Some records
______

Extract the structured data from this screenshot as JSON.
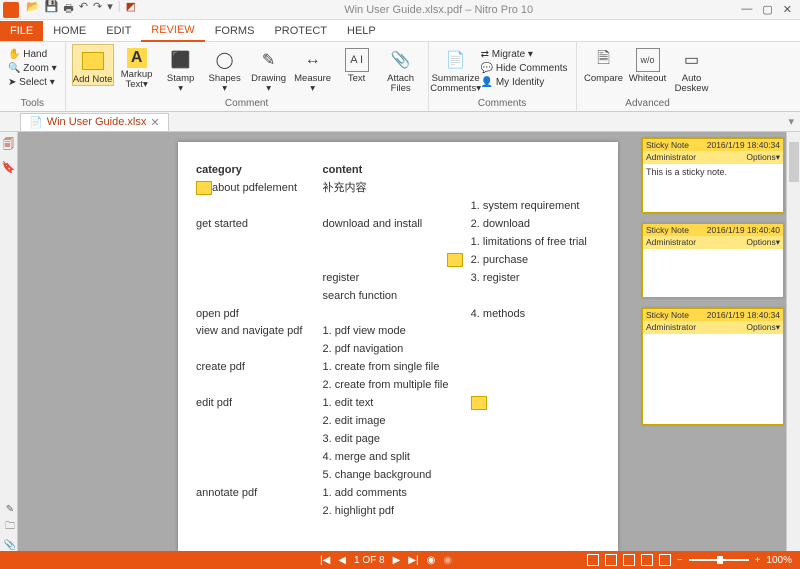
{
  "titlebar": {
    "filename": "Win User Guide.xlsx.pdf",
    "app": "Nitro Pro 10"
  },
  "tabs": {
    "file": "FILE",
    "home": "HOME",
    "edit": "EDIT",
    "review": "REVIEW",
    "forms": "FORMS",
    "protect": "PROTECT",
    "help": "HELP"
  },
  "ribbon": {
    "tools": {
      "label": "Tools",
      "hand": "Hand",
      "zoom": "Zoom",
      "select": "Select"
    },
    "comment": {
      "label": "Comment",
      "addnote": "Add Note",
      "markup": "Markup Text",
      "stamp": "Stamp",
      "shapes": "Shapes",
      "drawing": "Drawing",
      "measure": "Measure",
      "text": "Text",
      "attach": "Attach Files"
    },
    "comments": {
      "label": "Comments",
      "summarize": "Summarize Comments",
      "migrate": "Migrate",
      "hide": "Hide Comments",
      "identity": "My Identity"
    },
    "advanced": {
      "label": "Advanced",
      "compare": "Compare",
      "whiteout": "Whiteout",
      "deskew": "Auto Deskew"
    }
  },
  "doctab": {
    "name": "Win User Guide.xlsx"
  },
  "page": {
    "col1": "category",
    "col2": "content",
    "r1a": "about pdfelement",
    "r1b": "补充内容",
    "r2a": "get started",
    "r2b": "download and install",
    "r2c1": "1. system requirement",
    "r2c2": "2. download",
    "r2c3": "1. limitations of free trial",
    "r2c4": "2. purchase",
    "r2c5": "3. register",
    "r3b1": "register",
    "r3b2": "search function",
    "r3c": "4. methods",
    "r4a": "open pdf",
    "r5a": "view and navigate pdf",
    "r5b1": "1. pdf view mode",
    "r5b2": "2. pdf navigation",
    "r6a": "create pdf",
    "r6b1": "1. create from single file",
    "r6b2": "2. create from multiple file",
    "r7a": "edit pdf",
    "r7b1": "1. edit text",
    "r7b2": "2. edit image",
    "r7b3": "3. edit page",
    "r7b4": "4. merge and split",
    "r7b5": "5. change background",
    "r8a": "annotate pdf",
    "r8b1": "1. add comments",
    "r8b2": "2. highlight pdf"
  },
  "stickies": [
    {
      "title": "Sticky Note",
      "date": "2016/1/19 18:40:34",
      "author": "Administrator",
      "options": "Options",
      "body": "This is a sticky note."
    },
    {
      "title": "Sticky Note",
      "date": "2016/1/19 18:40:40",
      "author": "Administrator",
      "options": "Options",
      "body": ""
    },
    {
      "title": "Sticky Note",
      "date": "2016/1/19 18:40:34",
      "author": "Administrator",
      "options": "Options",
      "body": ""
    }
  ],
  "status": {
    "page": "1 OF 8",
    "zoom": "100%"
  }
}
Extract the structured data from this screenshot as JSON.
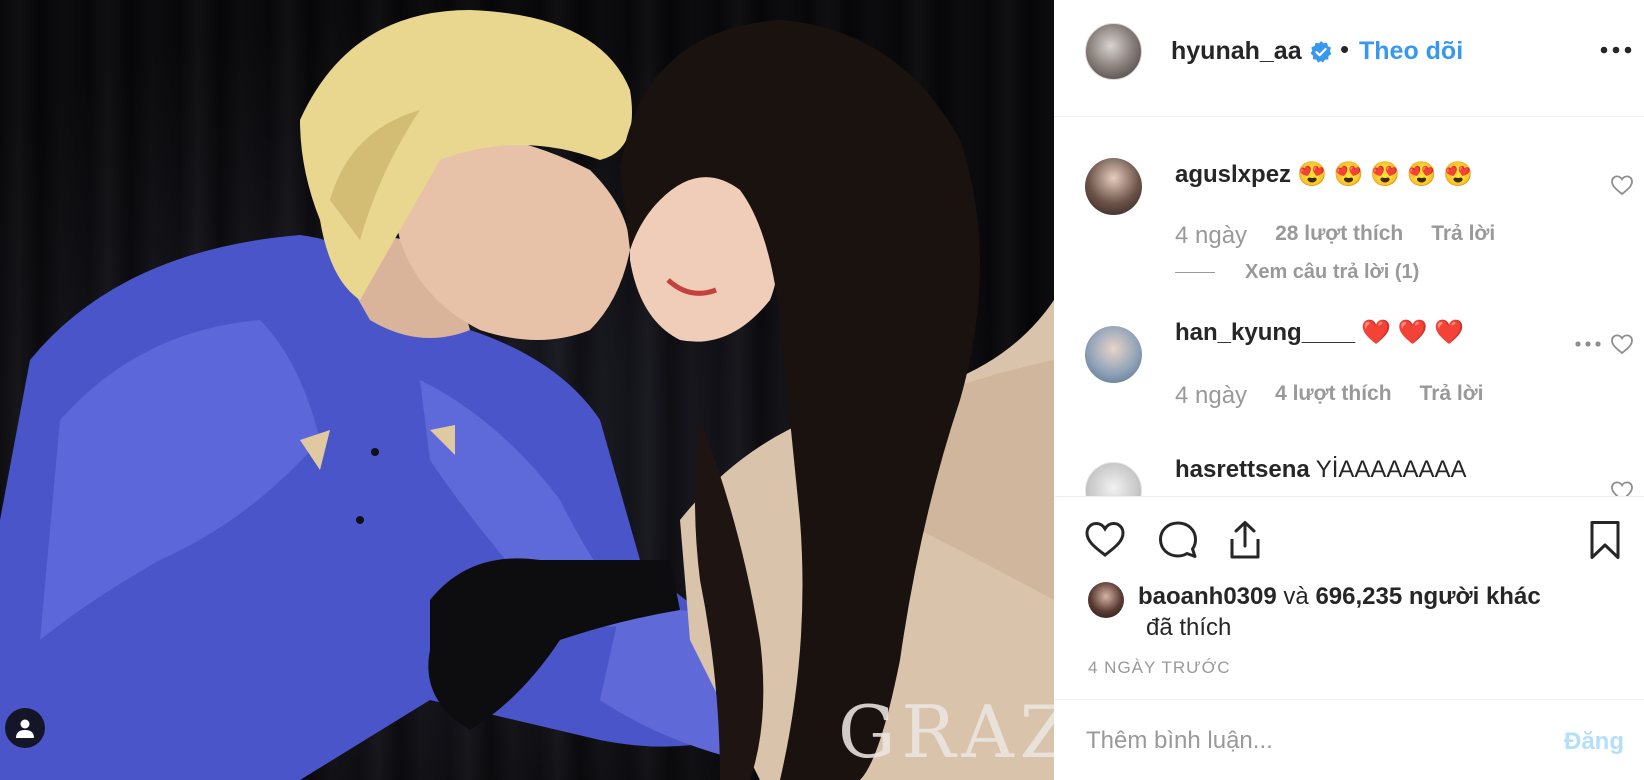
{
  "post": {
    "image_watermark": "GRAZIA",
    "header": {
      "username": "hyunah_aa",
      "verified": true,
      "separator": "•",
      "follow_label": "Theo dõi"
    },
    "comments": [
      {
        "username": "aguslxpez",
        "text": "😍 😍 😍 😍 😍",
        "age": "4 ngày",
        "likes": "28 lượt thích",
        "reply_label": "Trả lời",
        "view_replies": "Xem câu trả lời (1)"
      },
      {
        "username": "han_kyung____",
        "text": "❤️ ❤️ ❤️",
        "age": "4 ngày",
        "likes": "4 lượt thích",
        "reply_label": "Trả lời"
      },
      {
        "username": "hasrettsena",
        "text": "YİAAAAAAAA"
      }
    ],
    "likes": {
      "liker": "baoanh0309",
      "connector": "và",
      "others": "696,235 người khác",
      "suffix": "đã thích"
    },
    "timestamp": "4 NGÀY TRƯỚC",
    "add_comment": {
      "placeholder": "Thêm bình luận...",
      "post_label": "Đăng"
    }
  },
  "icons": {
    "verified": "verified-badge-icon",
    "more": "more-options-icon",
    "heart": "heart-icon",
    "comment": "comment-icon",
    "share": "share-icon",
    "save": "bookmark-icon",
    "user_tag": "user-tag-icon"
  },
  "colors": {
    "link_blue": "#3897f0",
    "post_disabled": "#b2dffc",
    "muted": "#999999",
    "text": "#262626"
  }
}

______

Written problem>
All records must be output exactly as they are, except for the pictures, which are left out.

Output of the task>
Extract the structured data from this screenshot as JSON.
{
  "titlebar": {
    "filename": "Win User Guide.xlsx.pdf",
    "app": "Nitro Pro 10"
  },
  "tabs": {
    "file": "FILE",
    "home": "HOME",
    "edit": "EDIT",
    "review": "REVIEW",
    "forms": "FORMS",
    "protect": "PROTECT",
    "help": "HELP"
  },
  "ribbon": {
    "tools": {
      "label": "Tools",
      "hand": "Hand",
      "zoom": "Zoom",
      "select": "Select"
    },
    "comment": {
      "label": "Comment",
      "addnote": "Add Note",
      "markup": "Markup Text",
      "stamp": "Stamp",
      "shapes": "Shapes",
      "drawing": "Drawing",
      "measure": "Measure",
      "text": "Text",
      "attach": "Attach Files"
    },
    "comments": {
      "label": "Comments",
      "summarize": "Summarize Comments",
      "migrate": "Migrate",
      "hide": "Hide Comments",
      "identity": "My Identity"
    },
    "advanced": {
      "label": "Advanced",
      "compare": "Compare",
      "whiteout": "Whiteout",
      "deskew": "Auto Deskew"
    }
  },
  "doctab": {
    "name": "Win User Guide.xlsx"
  },
  "page": {
    "col1": "category",
    "col2": "content",
    "r1a": "about pdfelement",
    "r1b": "补充内容",
    "r2a": "get started",
    "r2b": "download and install",
    "r2c1": "1. system requirement",
    "r2c2": "2. download",
    "r2c3": "1. limitations of free trial",
    "r2c4": "2. purchase",
    "r2c5": "3. register",
    "r3b1": "register",
    "r3b2": "search function",
    "r3c": "4. methods",
    "r4a": "open pdf",
    "r5a": "view and navigate pdf",
    "r5b1": "1. pdf view mode",
    "r5b2": "2. pdf navigation",
    "r6a": "create pdf",
    "r6b1": "1. create from single file",
    "r6b2": "2. create from multiple file",
    "r7a": "edit pdf",
    "r7b1": "1. edit text",
    "r7b2": "2. edit image",
    "r7b3": "3. edit page",
    "r7b4": "4. merge and split",
    "r7b5": "5. change background",
    "r8a": "annotate pdf",
    "r8b1": "1. add comments",
    "r8b2": "2. highlight pdf"
  },
  "stickies": [
    {
      "title": "Sticky Note",
      "date": "2016/1/19 18:40:34",
      "author": "Administrator",
      "options": "Options",
      "body": "This is a sticky note."
    },
    {
      "title": "Sticky Note",
      "date": "2016/1/19 18:40:40",
      "author": "Administrator",
      "options": "Options",
      "body": ""
    },
    {
      "title": "Sticky Note",
      "date": "2016/1/19 18:40:34",
      "author": "Administrator",
      "options": "Options",
      "body": ""
    }
  ],
  "status": {
    "page": "1 OF 8",
    "zoom": "100%"
  }
}
Extract the structured data from this screenshot as JSON.
{
  "post": {
    "image_watermark": "GRAZIA",
    "header": {
      "username": "hyunah_aa",
      "verified": true,
      "separator": "•",
      "follow_label": "Theo dõi"
    },
    "comments": [
      {
        "username": "aguslxpez",
        "text": "😍 😍 😍 😍 😍",
        "age": "4 ngày",
        "likes": "28 lượt thích",
        "reply_label": "Trả lời",
        "view_replies": "Xem câu trả lời (1)"
      },
      {
        "username": "han_kyung____",
        "text": "❤️ ❤️ ❤️",
        "age": "4 ngày",
        "likes": "4 lượt thích",
        "reply_label": "Trả lời"
      },
      {
        "username": "hasrettsena",
        "text": "YİAAAAAAAA"
      }
    ],
    "likes": {
      "liker": "baoanh0309",
      "connector": "và",
      "others": "696,235 người khác",
      "suffix": "đã thích"
    },
    "timestamp": "4 NGÀY TRƯỚC",
    "add_comment": {
      "placeholder": "Thêm bình luận...",
      "post_label": "Đăng"
    }
  },
  "icons": {
    "verified": "verified-badge-icon",
    "more": "more-options-icon",
    "heart": "heart-icon",
    "comment": "comment-icon",
    "share": "share-icon",
    "save": "bookmark-icon",
    "user_tag": "user-tag-icon"
  },
  "colors": {
    "link_blue": "#3897f0",
    "post_disabled": "#b2dffc",
    "muted": "#999999",
    "text": "#262626"
  }
}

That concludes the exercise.